◆ Exercise objective: Quote word for word the lines in the rows starting at the one that contains "Text: MODEM Use IRQ: MODEM Use IRQ xyxy=(497,317,598,327)" and ending at the one that contains "Text: Soft-Off by", including both.

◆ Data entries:
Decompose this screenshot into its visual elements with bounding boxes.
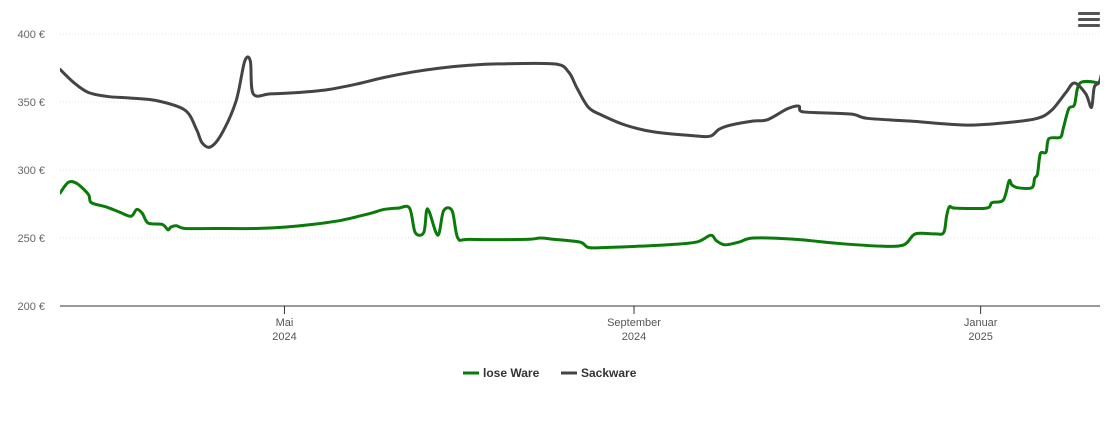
hamburger-menu-icon[interactable] — [1078, 12, 1100, 32]
x-tick-month: Januar — [964, 317, 998, 329]
y-tick-label: 350 € — [17, 97, 45, 109]
y-tick-label: 250 € — [17, 233, 45, 245]
series-line-lose-ware — [60, 79, 1100, 250]
y-tick-label: 300 € — [17, 165, 45, 177]
x-tick-year: 2024 — [272, 331, 296, 343]
grid — [60, 33, 1100, 239]
y-tick-label: 200 € — [17, 301, 45, 313]
series-lines — [60, 55, 1100, 250]
x-axis: Mai 2024 September 2024 Januar 2025 — [60, 305, 1100, 343]
x-tick-month: September — [607, 317, 661, 329]
series-line-sackware — [60, 55, 1100, 149]
x-tick-year: 2025 — [968, 331, 992, 343]
y-tick-label: 400 € — [17, 29, 45, 41]
y-axis: 200 € 250 € 300 € 350 € 400 € — [17, 29, 45, 313]
legend-item-sackware[interactable]: Sackware — [561, 366, 637, 380]
x-tick-month: Mai — [276, 317, 294, 329]
legend-label: Sackware — [581, 366, 637, 380]
x-tick-year: 2024 — [622, 331, 646, 343]
legend: lose Ware Sackware — [463, 366, 637, 380]
legend-item-lose-ware[interactable]: lose Ware — [463, 366, 540, 380]
legend-label: lose Ware — [483, 366, 540, 380]
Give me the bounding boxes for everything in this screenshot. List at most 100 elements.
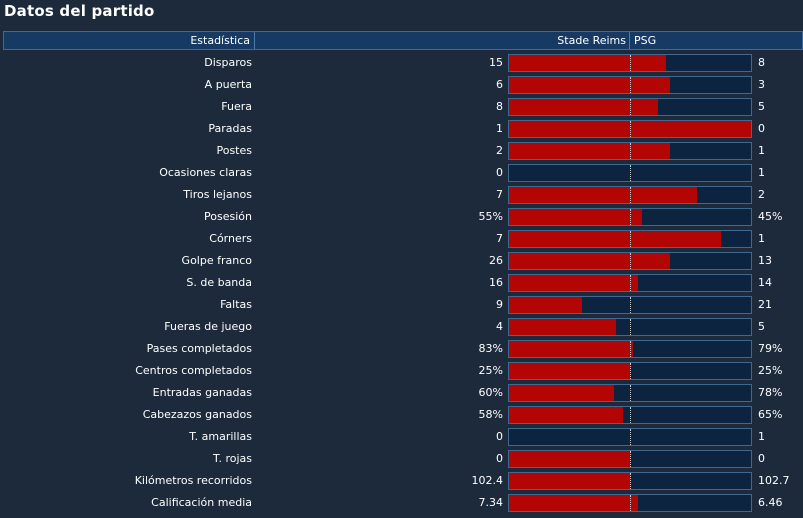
away-value: 0: [758, 122, 765, 135]
bar-midline: [630, 297, 631, 313]
stat-label: Faltas: [220, 298, 252, 311]
home-share-fill: [509, 253, 671, 269]
bar-midline: [630, 451, 631, 467]
comparison-bar: [508, 230, 752, 248]
column-header-away-team[interactable]: PSG: [634, 34, 657, 47]
bar-midline: [630, 473, 631, 489]
home-share-fill: [509, 341, 633, 357]
bar-midline: [630, 165, 631, 181]
stat-label: Posesión: [204, 210, 252, 223]
bar-midline: [630, 363, 631, 379]
stat-label: Fueras de juego: [164, 320, 252, 333]
bar-midline: [630, 275, 631, 291]
column-header-statistic[interactable]: Estadística: [4, 32, 255, 49]
home-value: 15: [489, 56, 503, 69]
comparison-bar: [508, 252, 752, 270]
stat-row: Tiros lejanos 7 2: [0, 184, 803, 206]
stat-row: T. rojas 0 0: [0, 448, 803, 470]
away-value: 79%: [758, 342, 783, 355]
stat-row: Entradas ganadas 60% 78%: [0, 382, 803, 404]
comparison-bar: [508, 164, 752, 182]
bar-midline: [630, 429, 631, 445]
column-header-home-team[interactable]: Stade Reims: [255, 32, 630, 49]
home-value: 102.4: [471, 474, 504, 487]
home-share-fill: [509, 231, 721, 247]
stat-label: Postes: [216, 144, 252, 157]
away-value: 14: [758, 276, 772, 289]
stat-label: Centros completados: [135, 364, 252, 377]
bar-midline: [630, 319, 631, 335]
home-share-fill: [509, 143, 671, 159]
home-value: 2: [496, 144, 503, 157]
home-share-fill: [509, 77, 671, 93]
stat-row: S. de banda 16 14: [0, 272, 803, 294]
stat-label: T. rojas: [213, 452, 252, 465]
stat-row: Pases completados 83% 79%: [0, 338, 803, 360]
away-value: 8: [758, 56, 765, 69]
away-value: 1: [758, 144, 765, 157]
away-value: 1: [758, 166, 765, 179]
away-value: 3: [758, 78, 765, 91]
stat-label: Pases completados: [146, 342, 252, 355]
stat-label: Córners: [209, 232, 252, 245]
home-share-fill: [509, 187, 698, 203]
home-value: 16: [489, 276, 503, 289]
stat-label: Paradas: [208, 122, 252, 135]
away-value: 102.7: [758, 474, 790, 487]
home-share-fill: [509, 209, 643, 225]
home-value: 4: [496, 320, 503, 333]
home-share-fill: [509, 275, 638, 291]
stat-row: Fuera 8 5: [0, 96, 803, 118]
home-share-fill: [509, 407, 624, 423]
home-value: 83%: [478, 342, 503, 355]
stats-table: Disparos 15 8 A puerta 6 3 Fuera 8 5 Paradas 1 0 Pos…: [0, 52, 803, 514]
stat-row: Posesión 55% 45%: [0, 206, 803, 228]
home-share-fill: [509, 473, 630, 489]
home-share-fill: [509, 297, 582, 313]
home-value: 25%: [478, 364, 503, 377]
home-share-fill: [509, 363, 630, 379]
bar-midline: [630, 341, 631, 357]
stat-row: Ocasiones claras 0 1: [0, 162, 803, 184]
bar-midline: [630, 407, 631, 423]
stat-label: Disparos: [204, 56, 252, 69]
bar-midline: [630, 143, 631, 159]
home-share-fill: [509, 385, 615, 401]
comparison-bar: [508, 318, 752, 336]
home-value: 60%: [478, 386, 503, 399]
comparison-bar: [508, 494, 752, 512]
home-value: 26: [489, 254, 503, 267]
home-value: 7: [496, 188, 503, 201]
comparison-bar: [508, 406, 752, 424]
stat-label: Entradas ganadas: [152, 386, 252, 399]
home-value: 0: [496, 452, 503, 465]
comparison-bar: [508, 340, 752, 358]
bar-midline: [630, 77, 631, 93]
home-value: 0: [496, 430, 503, 443]
comparison-bar: [508, 450, 752, 468]
stat-label: Calificación media: [151, 496, 252, 509]
stat-row: Postes 2 1: [0, 140, 803, 162]
comparison-bar: [508, 472, 752, 490]
home-value: 58%: [478, 408, 503, 421]
bar-midline: [630, 385, 631, 401]
stat-label: Tiros lejanos: [183, 188, 252, 201]
away-value: 5: [758, 320, 765, 333]
away-value: 25%: [758, 364, 783, 377]
away-value: 0: [758, 452, 765, 465]
home-value: 7: [496, 232, 503, 245]
stat-label: Cabezazos ganados: [142, 408, 252, 421]
comparison-bar: [508, 428, 752, 446]
stat-row: Paradas 1 0: [0, 118, 803, 140]
home-value: 6: [496, 78, 503, 91]
home-share-fill: [509, 451, 630, 467]
bar-midline: [630, 187, 631, 203]
stat-row: Centros completados 25% 25%: [0, 360, 803, 382]
bar-midline: [630, 121, 631, 137]
home-value: 1: [496, 122, 503, 135]
stat-row: A puerta 6 3: [0, 74, 803, 96]
home-value: 7.34: [478, 496, 504, 509]
comparison-bar: [508, 362, 752, 380]
home-value: 55%: [478, 210, 503, 223]
comparison-bar: [508, 296, 752, 314]
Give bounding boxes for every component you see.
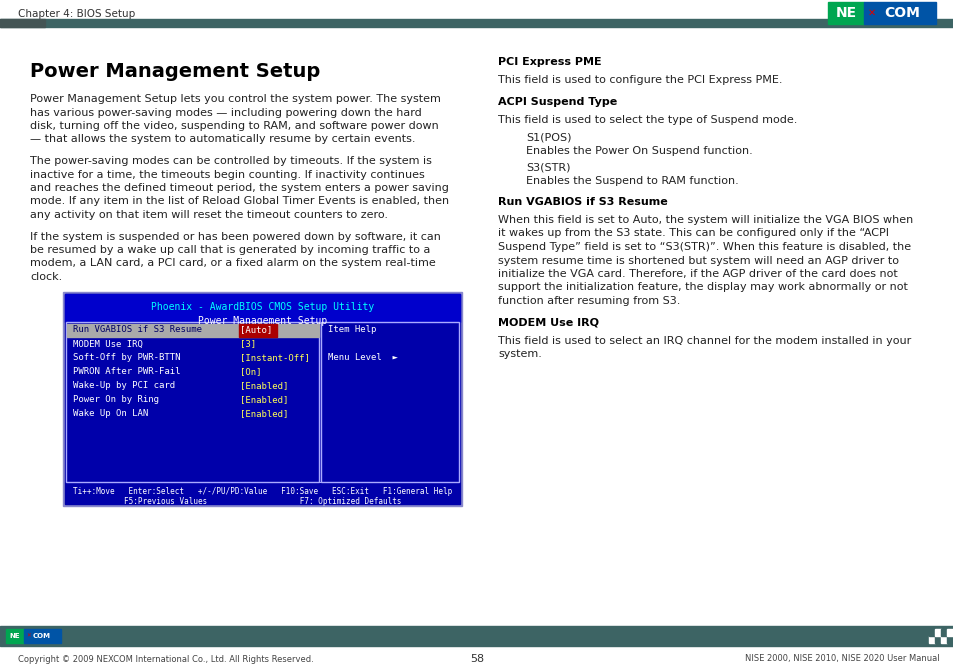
Text: MODEM Use IRQ: MODEM Use IRQ xyxy=(497,317,598,327)
Text: Wake Up On LAN: Wake Up On LAN xyxy=(73,409,148,419)
Bar xyxy=(67,323,318,337)
Bar xyxy=(0,19,953,27)
Bar xyxy=(0,19,45,27)
Text: Soft-Off by PWR-BTTN: Soft-Off by PWR-BTTN xyxy=(73,353,180,362)
Text: COM: COM xyxy=(33,633,51,639)
Bar xyxy=(946,629,952,636)
Text: system resume time is shortened but system will need an AGP driver to: system resume time is shortened but syst… xyxy=(497,255,898,265)
Bar xyxy=(863,2,935,24)
Text: [On]: [On] xyxy=(240,368,261,376)
Bar xyxy=(928,636,934,643)
Bar xyxy=(946,636,952,643)
Bar xyxy=(934,636,940,643)
Text: COM: COM xyxy=(883,6,919,20)
Text: Chapter 4: BIOS Setup: Chapter 4: BIOS Setup xyxy=(18,9,135,19)
Text: ✕: ✕ xyxy=(867,8,875,18)
Text: Item Help: Item Help xyxy=(328,325,376,335)
Text: [Enabled]: [Enabled] xyxy=(240,396,288,405)
Bar xyxy=(0,626,953,646)
Text: Run VGABIOS if S3 Resume: Run VGABIOS if S3 Resume xyxy=(497,197,667,207)
Text: 58: 58 xyxy=(470,654,483,664)
Text: system.: system. xyxy=(497,349,541,359)
Bar xyxy=(63,292,461,505)
Text: Menu Level  ►: Menu Level ► xyxy=(328,353,397,362)
Text: Run VGABIOS if S3 Resume: Run VGABIOS if S3 Resume xyxy=(73,325,202,335)
Bar xyxy=(65,294,459,503)
Text: clock.: clock. xyxy=(30,272,62,282)
Text: [Enabled]: [Enabled] xyxy=(240,382,288,390)
Text: [3]: [3] xyxy=(240,339,255,349)
Bar xyxy=(928,629,934,636)
Bar xyxy=(934,629,940,636)
Text: MODEM Use IRQ: MODEM Use IRQ xyxy=(73,339,143,349)
Text: [Auto]: [Auto] xyxy=(240,325,272,335)
Bar xyxy=(239,323,276,337)
Text: Suspend Type” field is set to “S3(STR)”. When this feature is disabled, the: Suspend Type” field is set to “S3(STR)”.… xyxy=(497,242,910,252)
Bar xyxy=(940,629,946,636)
Text: modem, a LAN card, a PCI card, or a fixed alarm on the system real-time: modem, a LAN card, a PCI card, or a fixe… xyxy=(30,259,436,269)
Bar xyxy=(24,629,61,643)
Text: NE: NE xyxy=(835,6,856,20)
Text: be resumed by a wake up call that is generated by incoming traffic to a: be resumed by a wake up call that is gen… xyxy=(30,245,430,255)
Text: This field is used to select the type of Suspend mode.: This field is used to select the type of… xyxy=(497,115,797,125)
Text: has various power-saving modes — including powering down the hard: has various power-saving modes — includi… xyxy=(30,108,421,118)
Text: inactive for a time, the timeouts begin counting. If inactivity continues: inactive for a time, the timeouts begin … xyxy=(30,169,424,179)
Text: ✕: ✕ xyxy=(26,634,30,638)
Text: support the initialization feature, the display may work abnormally or not: support the initialization feature, the … xyxy=(497,282,907,292)
Bar xyxy=(940,636,946,643)
Text: — that allows the system to automatically resume by certain events.: — that allows the system to automaticall… xyxy=(30,134,416,144)
Text: F5:Previous Values                    F7: Optimized Defaults: F5:Previous Values F7: Optimized Default… xyxy=(124,497,401,505)
Text: Power Management Setup lets you control the system power. The system: Power Management Setup lets you control … xyxy=(30,94,440,104)
Text: and reaches the defined timeout period, the system enters a power saving: and reaches the defined timeout period, … xyxy=(30,183,449,193)
Text: Copyright © 2009 NEXCOM International Co., Ltd. All Rights Reserved.: Copyright © 2009 NEXCOM International Co… xyxy=(18,655,314,663)
Text: This field is used to configure the PCI Express PME.: This field is used to configure the PCI … xyxy=(497,75,781,85)
Text: any activity on that item will reset the timeout counters to zero.: any activity on that item will reset the… xyxy=(30,210,388,220)
Text: [Instant-Off]: [Instant-Off] xyxy=(240,353,310,362)
Text: PCI Express PME: PCI Express PME xyxy=(497,57,601,67)
Text: mode. If any item in the list of Reload Global Timer Events is enabled, then: mode. If any item in the list of Reload … xyxy=(30,196,449,206)
Bar xyxy=(65,294,459,321)
Text: If the system is suspended or has been powered down by software, it can: If the system is suspended or has been p… xyxy=(30,231,440,241)
Bar xyxy=(6,629,24,643)
Text: PWRON After PWR-Fail: PWRON After PWR-Fail xyxy=(73,368,180,376)
Text: S3(STR): S3(STR) xyxy=(525,162,570,172)
Text: Enables the Power On Suspend function.: Enables the Power On Suspend function. xyxy=(525,146,752,157)
Text: Enables the Suspend to RAM function.: Enables the Suspend to RAM function. xyxy=(525,175,738,185)
Bar xyxy=(66,321,318,482)
Text: Power Management Setup: Power Management Setup xyxy=(30,62,320,81)
Text: The power-saving modes can be controlled by timeouts. If the system is: The power-saving modes can be controlled… xyxy=(30,156,432,166)
Text: Ti++:Move   Enter:Select   +/-/PU/PD:Value   F10:Save   ESC:Exit   F1:General He: Ti++:Move Enter:Select +/-/PU/PD:Value F… xyxy=(72,487,452,495)
Text: Power Management Setup: Power Management Setup xyxy=(197,315,327,325)
Text: This field is used to select an IRQ channel for the modem installed in your: This field is used to select an IRQ chan… xyxy=(497,335,910,345)
Bar xyxy=(827,2,863,24)
Text: Phoenix - AwardBIOS CMOS Setup Utility: Phoenix - AwardBIOS CMOS Setup Utility xyxy=(151,302,374,312)
Text: disk, turning off the video, suspending to RAM, and software power down: disk, turning off the video, suspending … xyxy=(30,121,438,131)
Text: NE: NE xyxy=(10,633,20,639)
Text: [Enabled]: [Enabled] xyxy=(240,409,288,419)
Text: ACPI Suspend Type: ACPI Suspend Type xyxy=(497,97,617,107)
Text: NISE 2000, NISE 2010, NISE 2020 User Manual: NISE 2000, NISE 2010, NISE 2020 User Man… xyxy=(744,655,939,663)
Text: Power On by Ring: Power On by Ring xyxy=(73,396,159,405)
Bar xyxy=(320,321,458,482)
Text: function after resuming from S3.: function after resuming from S3. xyxy=(497,296,679,306)
Text: When this field is set to Auto, the system will initialize the VGA BIOS when: When this field is set to Auto, the syst… xyxy=(497,215,912,225)
Text: it wakes up from the S3 state. This can be configured only if the “ACPI: it wakes up from the S3 state. This can … xyxy=(497,228,888,239)
Text: S1(POS): S1(POS) xyxy=(525,133,571,143)
Text: initialize the VGA card. Therefore, if the AGP driver of the card does not: initialize the VGA card. Therefore, if t… xyxy=(497,269,897,279)
Text: Wake-Up by PCI card: Wake-Up by PCI card xyxy=(73,382,175,390)
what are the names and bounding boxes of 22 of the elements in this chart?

◆ Result for this exercise:
Text: MODEM Use IRQ: MODEM Use IRQ xyxy=(497,317,598,327)
Text: Wake Up On LAN: Wake Up On LAN xyxy=(73,409,148,419)
Bar xyxy=(67,323,318,337)
Bar xyxy=(0,19,953,27)
Bar xyxy=(0,19,45,27)
Text: Soft-Off by PWR-BTTN: Soft-Off by PWR-BTTN xyxy=(73,353,180,362)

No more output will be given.